* [Extrait fourni]
......

Peut-on vraiment empêcher les banques de présenter un risque systémique, d’être trop grandes pour faire faillite (d’être «too big to fail»)? Un fossé, si ce n’est des univers, sépare les points de vue des acteurs de la finance et de ceux qui sont chargés de lui imposer de nouveaux garde-fous, a révélé mercredi l’une des premières tables rondes du Forum économique de Davos (WEF), où sont réunis jusqu’à dimanche 2500 décideurs économiques et politiques.

Les banques sont devenues grandes et internationales parce que leurs clients demandaient des services globaux, «pas parce qu’elles l’ont décidé», a dit d’emblée Robert Diamond, président de la banque britannique Barclays. Vouloir aujourd’hui démanteler ces établissements aurait «un impact négatif sur l’ensemble de l’économie et sur l’emploi».

Des objectifs masqués

«Je ne sais franchement pas ce que ‘trop grand’ veut dire. Et lorsque l’on parle de limiter la taille des établissements, veut-on vraiment régler le risque systémique, veut-on répondre à la colère populaire, ou punir les managers dont la gestion a été défaillante?», a ajouté Jonathan Nelson, directeur de la société de «private equity» (capital-investissement) Providence Equity Partners. S’il estime nécessaire de réformer le fonctionnement de la finance, les propositions sur le tapis ont à ses yeux avant tout pour objectif de répondre aux deux derniers objectifs.

Face à ce tir de barrage, l’ancien gouverneur de la banque centrale mexicaine et ancien ministre des finances Guillermo Ortiz a rappelé que le principal problème demeure le niveau d’endettement des banques, qui sont «par nature» endettées. «Le problème révélé par la récente crise est que le capital des établissements qui présentent un risque systémique est subventionné», a-t-il rappelé. Dans ce contexte, cet ancien homme politique devenu aujourd’hui professeur estime légitime l’idée de limiter la taille des banques et l’étendue de leurs activités (comme l’interdiction du négoce pour compte propre), idée reprise par l’administration Obama, mais émise dès le début du tumulte par Paul Volcker, ancien président de la Réserve fédérale américaine.

Fonds propres et liquidités

Grand coordinateur des projets de réformes du système financier, le directeur de la Banque des règlements internationaux Jaime Caruana ne s’est guère aventuré sur l’opportunité de démanteler ou non les banques, voire de leur interdire certaines activités. Les règles en cours d’élaboration (par le Conseil de stabilité financière-FSF) se focalisent surtout sur la nécessité d’augmenter les fonds propres, de maintenir des niveaux de liquidités plus élevés et d’améliorer la surveillance. De manière surtout à la coordonner au niveau international.

......

[Données d'analyse structurée des pages]
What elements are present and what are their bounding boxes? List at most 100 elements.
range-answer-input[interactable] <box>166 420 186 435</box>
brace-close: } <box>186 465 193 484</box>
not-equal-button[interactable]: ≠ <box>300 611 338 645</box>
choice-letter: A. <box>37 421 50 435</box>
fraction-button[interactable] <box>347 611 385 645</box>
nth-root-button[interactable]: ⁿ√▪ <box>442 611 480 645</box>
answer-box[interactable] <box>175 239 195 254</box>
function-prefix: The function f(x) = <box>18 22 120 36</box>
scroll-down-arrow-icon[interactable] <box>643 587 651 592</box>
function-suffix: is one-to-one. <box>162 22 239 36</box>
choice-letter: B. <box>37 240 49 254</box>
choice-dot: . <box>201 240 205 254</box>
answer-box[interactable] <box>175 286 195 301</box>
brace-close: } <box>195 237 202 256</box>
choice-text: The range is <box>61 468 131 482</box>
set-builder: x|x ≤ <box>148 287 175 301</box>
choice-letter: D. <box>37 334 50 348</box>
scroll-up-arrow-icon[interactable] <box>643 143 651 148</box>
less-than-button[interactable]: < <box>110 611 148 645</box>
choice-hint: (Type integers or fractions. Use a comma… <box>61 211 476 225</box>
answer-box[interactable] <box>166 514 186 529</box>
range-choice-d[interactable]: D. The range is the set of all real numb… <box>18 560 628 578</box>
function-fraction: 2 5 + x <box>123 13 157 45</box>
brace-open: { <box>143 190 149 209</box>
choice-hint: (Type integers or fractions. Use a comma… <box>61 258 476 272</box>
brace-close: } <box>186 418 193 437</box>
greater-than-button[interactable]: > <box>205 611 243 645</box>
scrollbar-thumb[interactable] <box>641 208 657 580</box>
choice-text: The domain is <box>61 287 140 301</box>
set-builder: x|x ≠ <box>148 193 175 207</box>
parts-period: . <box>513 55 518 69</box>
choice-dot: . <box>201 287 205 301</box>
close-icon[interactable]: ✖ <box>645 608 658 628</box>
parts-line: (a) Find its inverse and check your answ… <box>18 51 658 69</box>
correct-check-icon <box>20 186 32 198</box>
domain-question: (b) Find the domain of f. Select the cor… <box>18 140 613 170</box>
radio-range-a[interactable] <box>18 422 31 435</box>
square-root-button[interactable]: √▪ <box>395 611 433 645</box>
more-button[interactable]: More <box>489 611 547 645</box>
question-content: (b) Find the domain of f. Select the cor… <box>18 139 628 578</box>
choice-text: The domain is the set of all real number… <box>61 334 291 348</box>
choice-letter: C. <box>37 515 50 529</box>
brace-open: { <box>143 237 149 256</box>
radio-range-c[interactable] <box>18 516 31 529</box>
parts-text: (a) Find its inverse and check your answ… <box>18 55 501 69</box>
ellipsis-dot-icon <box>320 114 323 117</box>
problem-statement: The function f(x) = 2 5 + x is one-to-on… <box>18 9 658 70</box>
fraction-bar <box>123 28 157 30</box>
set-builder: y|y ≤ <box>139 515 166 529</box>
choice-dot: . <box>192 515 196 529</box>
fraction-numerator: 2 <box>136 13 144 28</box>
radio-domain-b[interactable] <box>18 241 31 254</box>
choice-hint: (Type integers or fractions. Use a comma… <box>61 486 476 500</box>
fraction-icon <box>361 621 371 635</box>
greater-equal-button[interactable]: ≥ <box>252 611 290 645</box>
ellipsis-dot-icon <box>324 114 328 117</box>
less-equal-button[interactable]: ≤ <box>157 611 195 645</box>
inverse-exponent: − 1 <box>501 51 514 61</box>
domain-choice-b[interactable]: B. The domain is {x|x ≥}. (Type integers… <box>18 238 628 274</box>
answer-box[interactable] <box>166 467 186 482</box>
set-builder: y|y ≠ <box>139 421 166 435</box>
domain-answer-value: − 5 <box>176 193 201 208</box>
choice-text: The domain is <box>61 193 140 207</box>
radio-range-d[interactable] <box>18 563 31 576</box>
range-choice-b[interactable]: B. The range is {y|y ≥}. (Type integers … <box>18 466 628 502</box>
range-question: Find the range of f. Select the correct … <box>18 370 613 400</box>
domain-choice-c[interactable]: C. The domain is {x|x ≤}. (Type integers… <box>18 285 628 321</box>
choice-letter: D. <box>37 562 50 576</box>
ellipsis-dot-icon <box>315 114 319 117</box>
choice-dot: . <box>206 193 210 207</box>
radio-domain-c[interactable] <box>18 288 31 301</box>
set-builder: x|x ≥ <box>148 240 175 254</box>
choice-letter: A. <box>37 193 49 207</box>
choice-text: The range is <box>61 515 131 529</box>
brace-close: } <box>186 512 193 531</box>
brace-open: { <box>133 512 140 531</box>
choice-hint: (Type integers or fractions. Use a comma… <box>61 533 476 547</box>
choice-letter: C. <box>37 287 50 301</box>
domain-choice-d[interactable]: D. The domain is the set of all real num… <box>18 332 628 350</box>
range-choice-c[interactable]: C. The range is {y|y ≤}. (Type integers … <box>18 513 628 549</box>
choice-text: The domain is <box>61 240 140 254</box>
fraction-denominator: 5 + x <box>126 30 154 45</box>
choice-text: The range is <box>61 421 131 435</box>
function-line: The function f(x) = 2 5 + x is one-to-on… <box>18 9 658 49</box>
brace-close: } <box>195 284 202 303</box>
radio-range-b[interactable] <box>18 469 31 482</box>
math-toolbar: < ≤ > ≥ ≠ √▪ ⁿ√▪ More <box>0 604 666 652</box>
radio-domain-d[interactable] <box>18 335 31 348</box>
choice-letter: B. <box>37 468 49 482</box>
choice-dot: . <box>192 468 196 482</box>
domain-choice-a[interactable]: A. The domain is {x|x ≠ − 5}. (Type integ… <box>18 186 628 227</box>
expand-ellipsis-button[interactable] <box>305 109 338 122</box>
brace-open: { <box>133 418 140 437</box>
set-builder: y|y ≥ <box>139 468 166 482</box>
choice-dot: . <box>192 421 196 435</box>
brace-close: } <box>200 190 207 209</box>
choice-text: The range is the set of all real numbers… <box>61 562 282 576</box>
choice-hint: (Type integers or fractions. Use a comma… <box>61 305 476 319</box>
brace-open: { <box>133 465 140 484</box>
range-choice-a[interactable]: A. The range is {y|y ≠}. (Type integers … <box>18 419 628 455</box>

......

* [Travail à faire]
**A)** D'après l'article sur Davos, sur quels points les règles élaborées par le Conseil de stabilité financière se concentrent-elles ? Énumérez-les tous.
**B)** Selon l'article sur Davos, combien de décideurs sont réunis au Forum économique ?
**C)** Traduisez en anglais cette phrase de l'article sur Davos : « Les banques sont devenues grandes et internationales parce que leurs clients demandaient des services globaux, «pas parce qu'elles l'ont décidé», a dit d'emblée Robert Diamond, président de la banque britannique Barclays. »
Ces données proviennent d'une autre source que l'extrait.

* [Corrigé détaillé]
**A)**
- Augmenter les fonds propres
- Maintenir des niveaux de liquidités plus élevés
- Améliorer la surveillance

**B)** 2500 décideurs économiques et politiques.

**C)** Banks became large and international because their clients were demanding global services, "not because they decided to," Robert Diamond, chairman of the British bank Barclays, said right away.